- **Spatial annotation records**
○ ○ ○ ○

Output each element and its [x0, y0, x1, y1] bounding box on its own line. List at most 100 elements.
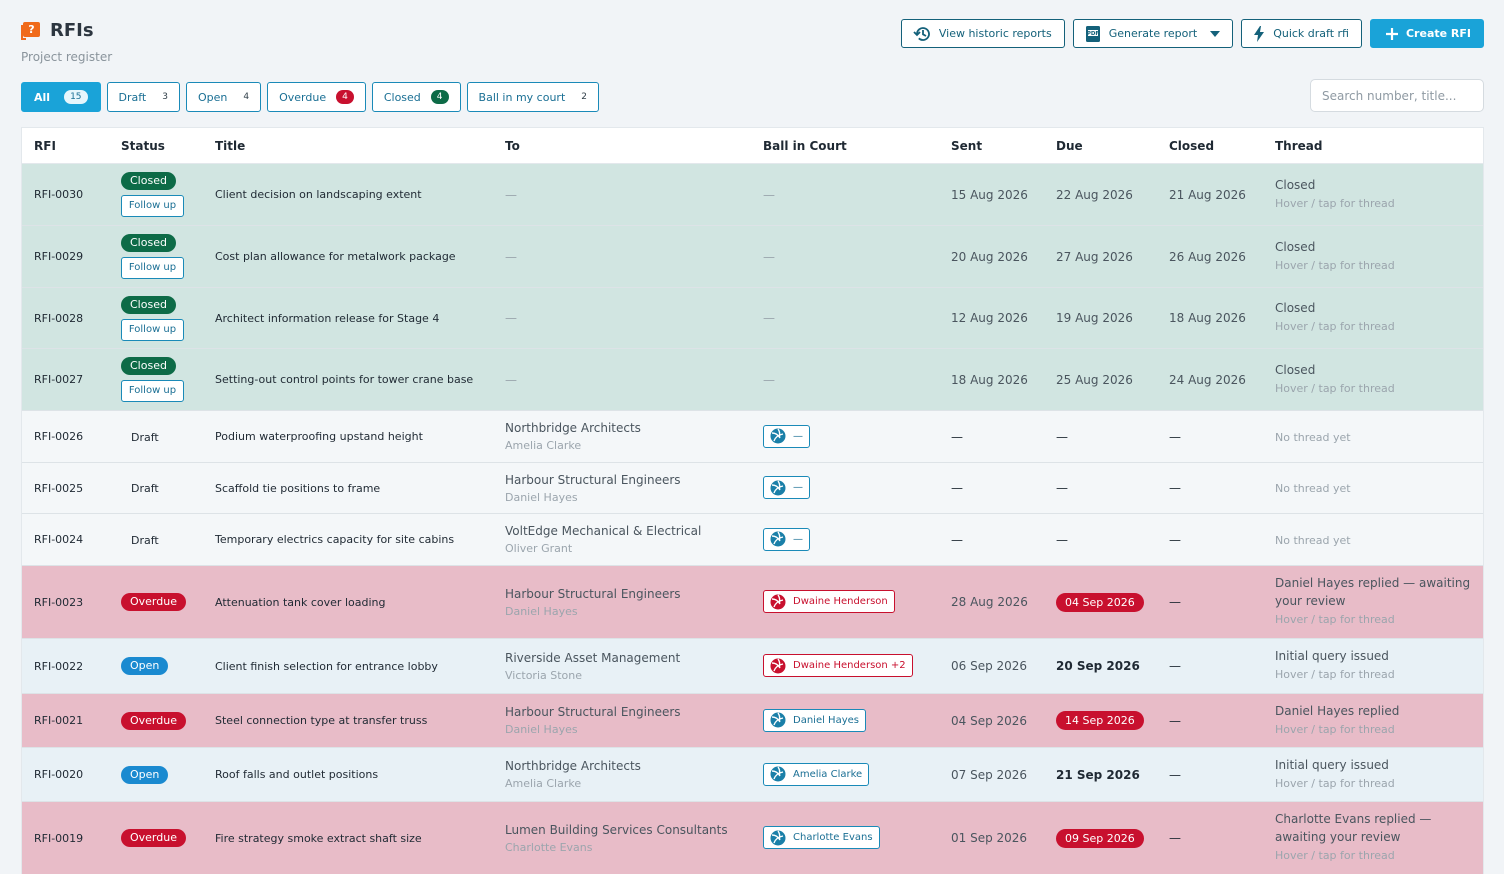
- generate-report-button[interactable]: PDF Generate report: [1072, 19, 1234, 48]
- table-row[interactable]: RFI-0026 Draft Podium waterproofing upstan…: [22, 411, 1483, 463]
- due-date: 19 Aug 2026: [1056, 311, 1133, 325]
- thread-hint[interactable]: Hover / tap for thread: [1275, 258, 1395, 272]
- column-header-to[interactable]: To: [505, 138, 520, 153]
- thread-cell[interactable]: Daniel Hayes replied — awaiting your rev…: [1263, 574, 1485, 630]
- thread-cell[interactable]: No thread yet: [1263, 533, 1485, 547]
- column-header-ball-in-court[interactable]: Ball in Court: [763, 138, 847, 153]
- rfi-number[interactable]: RFI-0019: [34, 831, 84, 845]
- table-row[interactable]: RFI-0024 Draft Temporary electrics capacit…: [22, 514, 1483, 566]
- thread-cell[interactable]: Daniel Hayes replied Hover / tap for thre…: [1263, 702, 1485, 740]
- column-header-status[interactable]: Status: [121, 138, 165, 153]
- thread-hint[interactable]: Hover / tap for thread: [1275, 668, 1395, 681]
- thread-cell[interactable]: Charlotte Evans replied — awaiting your …: [1263, 810, 1485, 866]
- thread-cell[interactable]: No thread yet: [1263, 481, 1485, 495]
- ball-in-court-cell: Dwaine Henderson +2: [751, 654, 939, 678]
- column-header-closed[interactable]: Closed: [1169, 138, 1215, 153]
- quick-draft-rfi-button[interactable]: Quick draft rfi: [1241, 19, 1362, 48]
- table-row[interactable]: RFI-0027 Closed Follow up Setting-out contr…: [22, 349, 1483, 411]
- ball-in-court-button[interactable]: —: [763, 476, 810, 500]
- status-badge: Closed: [121, 357, 176, 375]
- table-row[interactable]: RFI-0025 Draft Scaffold tie positions to f…: [22, 463, 1483, 514]
- thread-cell[interactable]: Initial query issued Hover / tap for thre…: [1263, 647, 1485, 685]
- thread-cell[interactable]: Closed Hover / tap for thread: [1263, 299, 1485, 337]
- column-header-sent[interactable]: Sent: [951, 138, 983, 153]
- rfi-title[interactable]: Scaffold tie positions to frame: [215, 481, 381, 495]
- closed-cell: 18 Aug 2026: [1157, 311, 1263, 325]
- rfi-number[interactable]: RFI-0028: [34, 311, 84, 325]
- table-row[interactable]: RFI-0030 Closed Follow up Client decision o…: [22, 164, 1483, 226]
- thread-summary: Closed: [1275, 239, 1316, 254]
- thread-hint[interactable]: Hover / tap for thread: [1275, 196, 1395, 210]
- thread-cell[interactable]: Closed Hover / tap for thread: [1263, 176, 1485, 214]
- ball-in-court-button[interactable]: Dwaine Henderson: [763, 590, 895, 614]
- empty-value: —: [505, 249, 517, 264]
- ball-in-court-button[interactable]: —: [763, 527, 810, 551]
- view-historic-reports-button[interactable]: View historic reports: [900, 19, 1065, 48]
- column-header-title[interactable]: Title: [215, 138, 246, 153]
- table-row[interactable]: RFI-0020 Open Roof falls and outlet positi…: [22, 748, 1483, 802]
- create-rfi-button[interactable]: Create RFI: [1369, 19, 1484, 48]
- chevron-down-icon: [1210, 30, 1221, 37]
- rfi-number[interactable]: RFI-0026: [34, 430, 84, 443]
- thread-hint[interactable]: Hover / tap for thread: [1275, 613, 1395, 626]
- rfi-number[interactable]: RFI-0030: [34, 188, 84, 201]
- rfi-number[interactable]: RFI-0027: [34, 373, 84, 386]
- ball-in-court-button[interactable]: Charlotte Evans: [763, 826, 880, 850]
- rfi-title[interactable]: Cost plan allowance for metalwork packag…: [215, 250, 456, 263]
- rfi-number[interactable]: RFI-0021: [34, 714, 84, 727]
- follow-up-button[interactable]: Follow up: [121, 257, 184, 279]
- rfi-number[interactable]: RFI-0023: [34, 595, 84, 609]
- rfi-title[interactable]: Client finish selection for entrance lob…: [215, 659, 438, 673]
- rfi-title[interactable]: Temporary electrics capacity for site ca…: [215, 533, 455, 546]
- ball-in-court-button[interactable]: Amelia Clarke: [763, 762, 870, 786]
- rfi-title[interactable]: Podium waterproofing upstand height: [215, 430, 423, 443]
- ball-in-court-button[interactable]: —: [763, 424, 810, 448]
- rfi-number[interactable]: RFI-0020: [34, 768, 84, 781]
- filter-overdue[interactable]: Overdue 4: [267, 82, 366, 112]
- rfi-title[interactable]: Client decision on landscaping extent: [215, 188, 422, 201]
- thread-cell[interactable]: Closed Hover / tap for thread: [1263, 238, 1485, 276]
- filter-ball-in-my-court[interactable]: Ball in my court 2: [466, 82, 599, 112]
- thread-hint[interactable]: Hover / tap for thread: [1275, 320, 1395, 333]
- filter-draft[interactable]: Draft 3: [106, 82, 180, 112]
- table-row[interactable]: RFI-0019 Overdue Fire strategy smoke extra…: [22, 802, 1483, 874]
- thread-hint[interactable]: Hover / tap for thread: [1275, 776, 1395, 790]
- column-header-thread[interactable]: Thread: [1275, 138, 1323, 153]
- column-header-due[interactable]: Due: [1056, 138, 1083, 153]
- due-cell: —: [1044, 533, 1157, 547]
- follow-up-button[interactable]: Follow up: [121, 380, 184, 402]
- rfi-number[interactable]: RFI-0024: [34, 533, 84, 546]
- rfi-title[interactable]: Attenuation tank cover loading: [215, 595, 386, 609]
- empty-value: —: [951, 429, 963, 444]
- table-row[interactable]: RFI-0022 Open Client finish selection for …: [22, 639, 1483, 694]
- thread-cell[interactable]: Initial query issued Hover / tap for thre…: [1263, 756, 1485, 794]
- rfi-title[interactable]: Architect information release for Stage …: [215, 311, 440, 325]
- follow-up-button[interactable]: Follow up: [121, 318, 184, 341]
- closed-cell: —: [1157, 831, 1263, 845]
- rfi-title[interactable]: Roof falls and outlet positions: [215, 768, 379, 781]
- column-header-rfi[interactable]: RFI: [34, 138, 56, 153]
- rfi-number[interactable]: RFI-0029: [34, 250, 84, 263]
- thread-hint[interactable]: Hover / tap for thread: [1275, 849, 1395, 862]
- thread-cell[interactable]: Closed Hover / tap for thread: [1263, 361, 1485, 399]
- rfi-title[interactable]: Fire strategy smoke extract shaft size: [215, 831, 422, 845]
- ball-in-court-button[interactable]: Daniel Hayes: [763, 708, 866, 732]
- rfi-number[interactable]: RFI-0022: [34, 659, 84, 673]
- table-row[interactable]: RFI-0029 Closed Follow up Cost plan allowan…: [22, 226, 1483, 288]
- table-row[interactable]: RFI-0023 Overdue Attenuation tank cover lo…: [22, 566, 1483, 639]
- search-input[interactable]: [1310, 79, 1484, 112]
- filter-open[interactable]: Open 4: [185, 82, 262, 112]
- filter-closed[interactable]: Closed 4: [371, 82, 461, 112]
- rfi-title[interactable]: Setting-out control points for tower cra…: [215, 373, 474, 386]
- filter-all[interactable]: All 15: [21, 82, 101, 112]
- thread-summary: Charlotte Evans replied — awaiting your …: [1275, 812, 1432, 844]
- thread-hint[interactable]: Hover / tap for thread: [1275, 381, 1395, 395]
- thread-cell[interactable]: No thread yet: [1263, 430, 1485, 444]
- rfi-number[interactable]: RFI-0025: [34, 481, 84, 495]
- table-row[interactable]: RFI-0021 Overdue Steel connection type at …: [22, 694, 1483, 748]
- rfi-title[interactable]: Steel connection type at transfer truss: [215, 714, 428, 727]
- follow-up-button[interactable]: Follow up: [121, 195, 184, 217]
- table-row[interactable]: RFI-0028 Closed Follow up Architect informa…: [22, 288, 1483, 349]
- thread-hint[interactable]: Hover / tap for thread: [1275, 722, 1395, 736]
- ball-in-court-button[interactable]: Dwaine Henderson +2: [763, 654, 913, 678]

○ ○ ○ ○

- **GIVEN EXERCISE**
Copy the rows word for word, starting at the line with "- generate-report-button[interactable]: PDF" and continuing up to and including the line with "- rfi-title[interactable]: Scaffold".

- **COMPLETE ANSWER**
- generate-report-button[interactable]: PDF Generate report: [1072, 19, 1234, 48]
- table-row[interactable]: RFI-0026 Draft Podium waterproofing upstan…: [22, 411, 1483, 463]
- due-date: 19 Aug 2026: [1056, 311, 1133, 325]
- thread-hint[interactable]: Hover / tap for thread: [1275, 258, 1395, 272]
- column-header-to[interactable]: To: [505, 138, 520, 153]
- thread-cell[interactable]: Daniel Hayes replied — awaiting your rev…: [1263, 574, 1485, 630]
- thread-cell[interactable]: No thread yet: [1263, 533, 1485, 547]
- column-header-ball-in-court[interactable]: Ball in Court: [763, 138, 847, 153]
- rfi-number[interactable]: RFI-0019: [34, 831, 84, 845]
- table-row[interactable]: RFI-0024 Draft Temporary electrics capacit…: [22, 514, 1483, 566]
- thread-cell[interactable]: Daniel Hayes replied Hover / tap for thre…: [1263, 702, 1485, 740]
- column-header-status[interactable]: Status: [121, 138, 165, 153]
- thread-hint[interactable]: Hover / tap for thread: [1275, 668, 1395, 681]
- thread-cell[interactable]: Charlotte Evans replied — awaiting your …: [1263, 810, 1485, 866]
- thread-cell[interactable]: No thread yet: [1263, 481, 1485, 495]
- ball-in-court-cell: Dwaine Henderson +2: [751, 654, 939, 678]
- column-header-closed[interactable]: Closed: [1169, 138, 1215, 153]
- quick-draft-rfi-button[interactable]: Quick draft rfi: [1241, 19, 1362, 48]
- table-row[interactable]: RFI-0027 Closed Follow up Setting-out contr…: [22, 349, 1483, 411]
- ball-in-court-button[interactable]: —: [763, 476, 810, 500]
- status-badge: Closed: [121, 357, 176, 375]
- table-row[interactable]: RFI-0025 Draft Scaffold tie positions to f…: [22, 463, 1483, 514]
- thread-cell[interactable]: Initial query issued Hover / tap for thre…: [1263, 647, 1485, 685]
- thread-cell[interactable]: Closed Hover / tap for thread: [1263, 299, 1485, 337]
- column-header-sent[interactable]: Sent: [951, 138, 983, 153]
- rfi-title[interactable]: Scaffold tie positions to frame: [215, 481, 381, 495]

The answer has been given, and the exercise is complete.